▶ **Task statement**:
Leave out the pictures and repeat exactly the lines from the one containing "What's the underlying" through the final line of the listing below.

▶ **Stored data**:
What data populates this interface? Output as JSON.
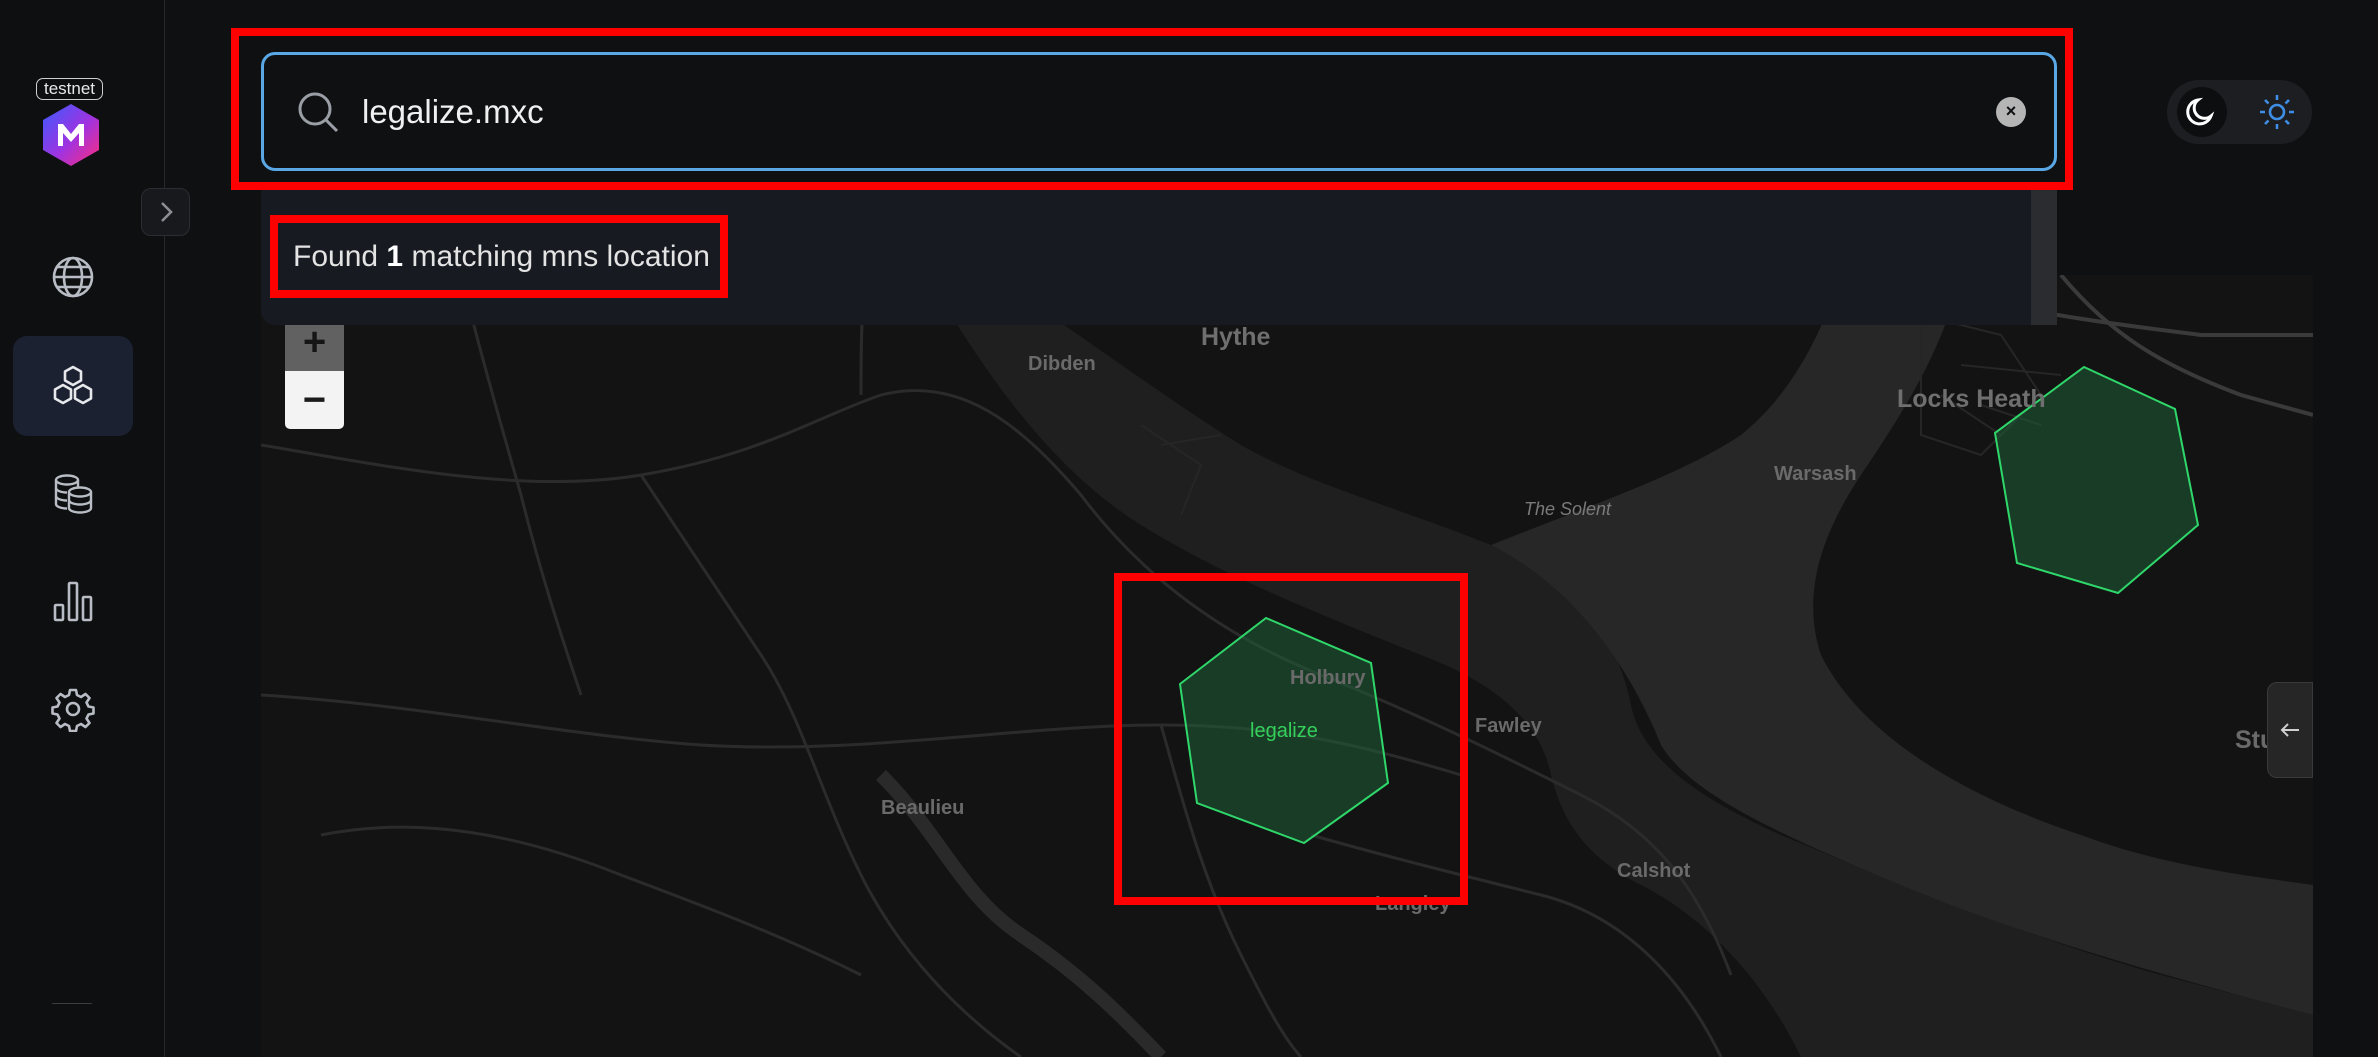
{
  "app": {
    "network_badge": "testnet"
  },
  "sidebar": {
    "items": [
      {
        "name": "globe",
        "icon": "globe-icon"
      },
      {
        "name": "hexagons",
        "icon": "hexagon-cluster-icon",
        "active": true
      },
      {
        "name": "coins",
        "icon": "coins-stack-icon"
      },
      {
        "name": "stats",
        "icon": "bar-chart-icon"
      },
      {
        "name": "settings",
        "icon": "gear-icon"
      }
    ]
  },
  "search": {
    "value": "legalize.mxc",
    "result_prefix": "Found",
    "result_count": "1",
    "result_suffix": "matching mns location"
  },
  "map": {
    "labels": [
      "Hythe",
      "Dibden",
      "Locks Heath",
      "Warsash",
      "The Solent",
      "Holbury",
      "Fawley",
      "Beaulieu",
      "Calshot",
      "Langley",
      "Stubb"
    ],
    "hex_label": "legalize",
    "zoom_in": "+",
    "zoom_out": "−",
    "hex_color": "#2fd76a"
  },
  "theme": {
    "modes": [
      "dark",
      "light"
    ],
    "selected": "dark"
  }
}
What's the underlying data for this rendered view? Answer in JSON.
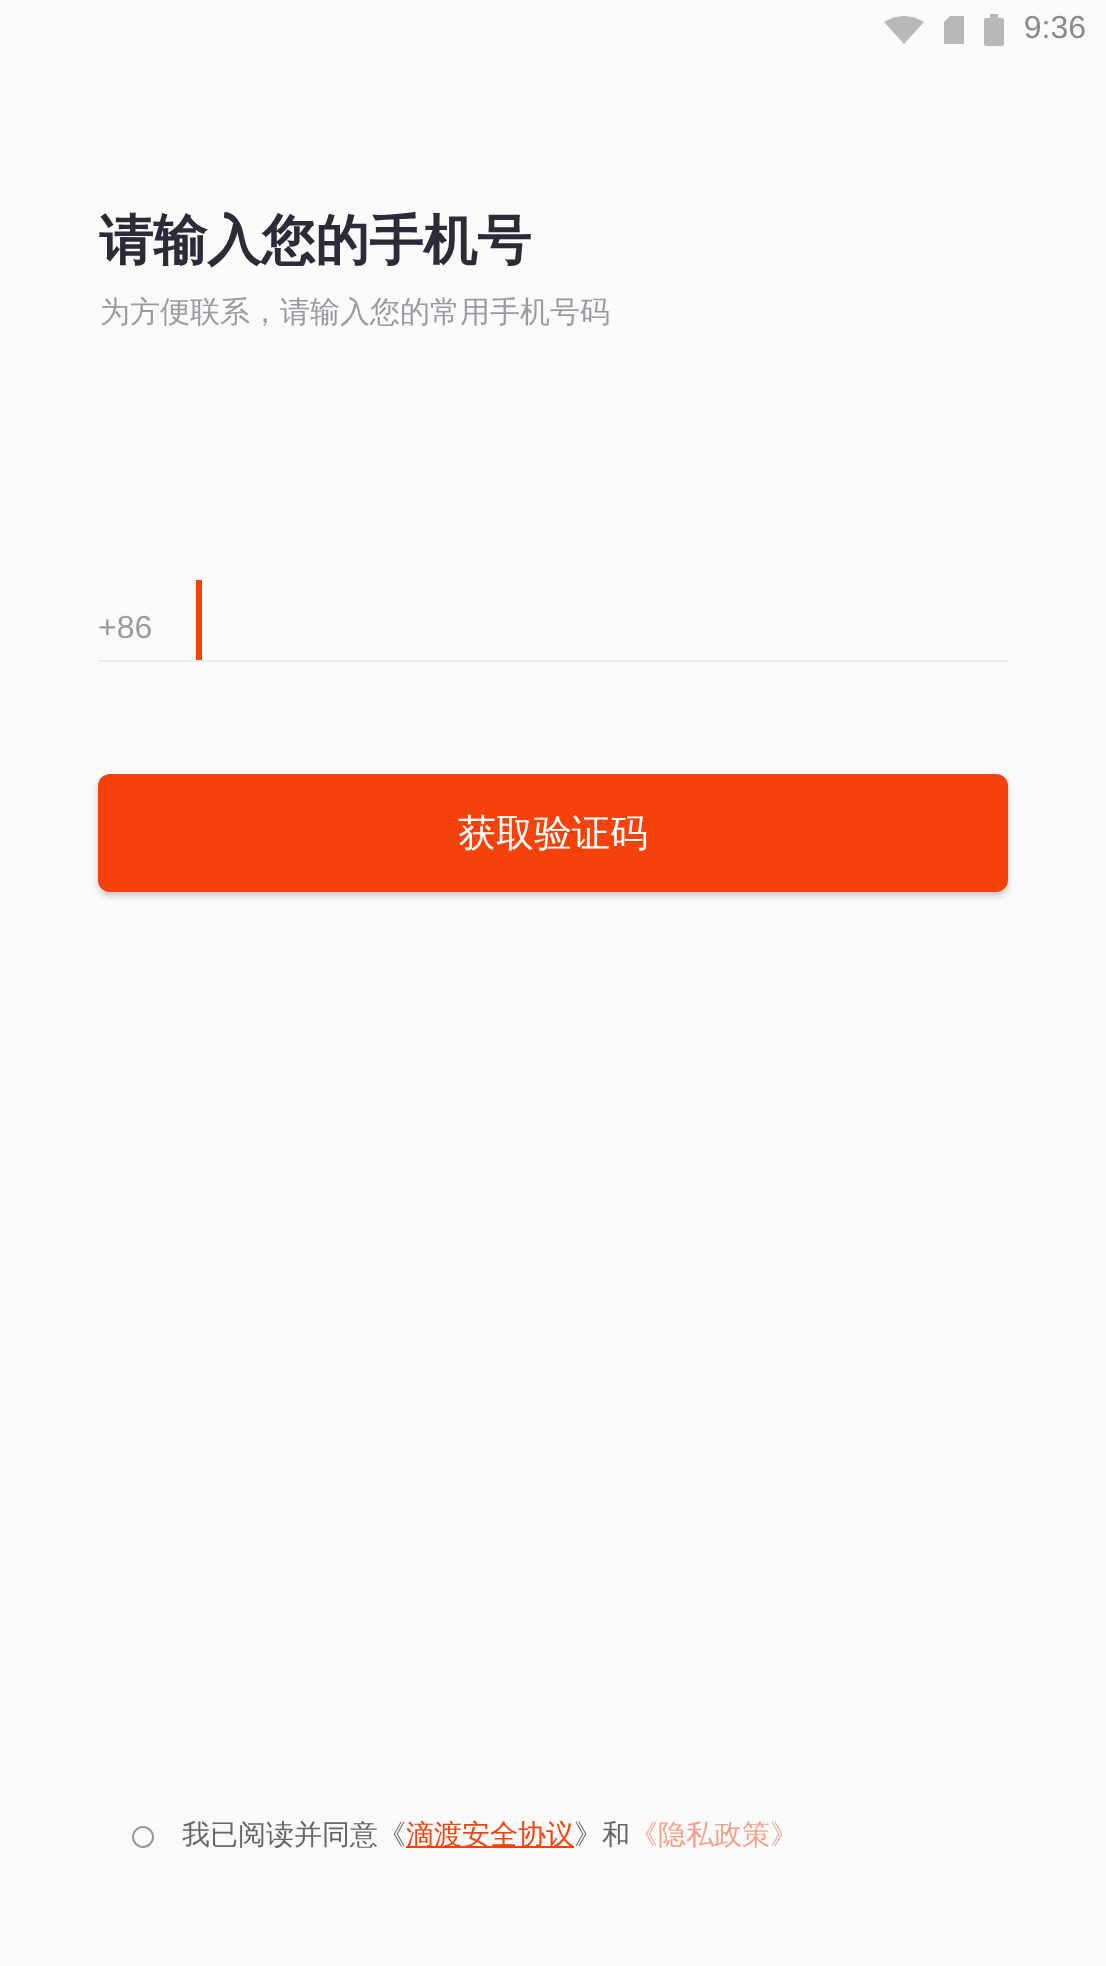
{
  "status_bar": {
    "time": "9:36"
  },
  "title": "请输入您的手机号",
  "subtitle": "为方便联系，请输入您的常用手机号码",
  "phone": {
    "prefix": "+86",
    "focused": true
  },
  "submit": {
    "label": "获取验证码"
  },
  "agreement": {
    "checked": false,
    "parts": [
      {
        "kind": "text",
        "text": "我已阅读并同意《"
      },
      {
        "kind": "link",
        "text": "滴渡安全协议"
      },
      {
        "kind": "text",
        "text": "》和"
      },
      {
        "kind": "link2",
        "text": "《隐私政策》"
      }
    ]
  }
}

▶ **Written answer**:
What's the underlying data for this rendered view? Answer in JSON.
{
  "status_bar": {
    "time": "9:36"
  },
  "title": "请输入您的手机号",
  "subtitle": "为方便联系，请输入您的常用手机号码",
  "phone": {
    "prefix": "+86",
    "focused": true
  },
  "submit": {
    "label": "获取验证码"
  },
  "agreement": {
    "checked": false,
    "parts": [
      {
        "kind": "text",
        "text": "我已阅读并同意《"
      },
      {
        "kind": "link",
        "text": "滴渡安全协议"
      },
      {
        "kind": "text",
        "text": "》和"
      },
      {
        "kind": "link2",
        "text": "《隐私政策》"
      }
    ]
  }
}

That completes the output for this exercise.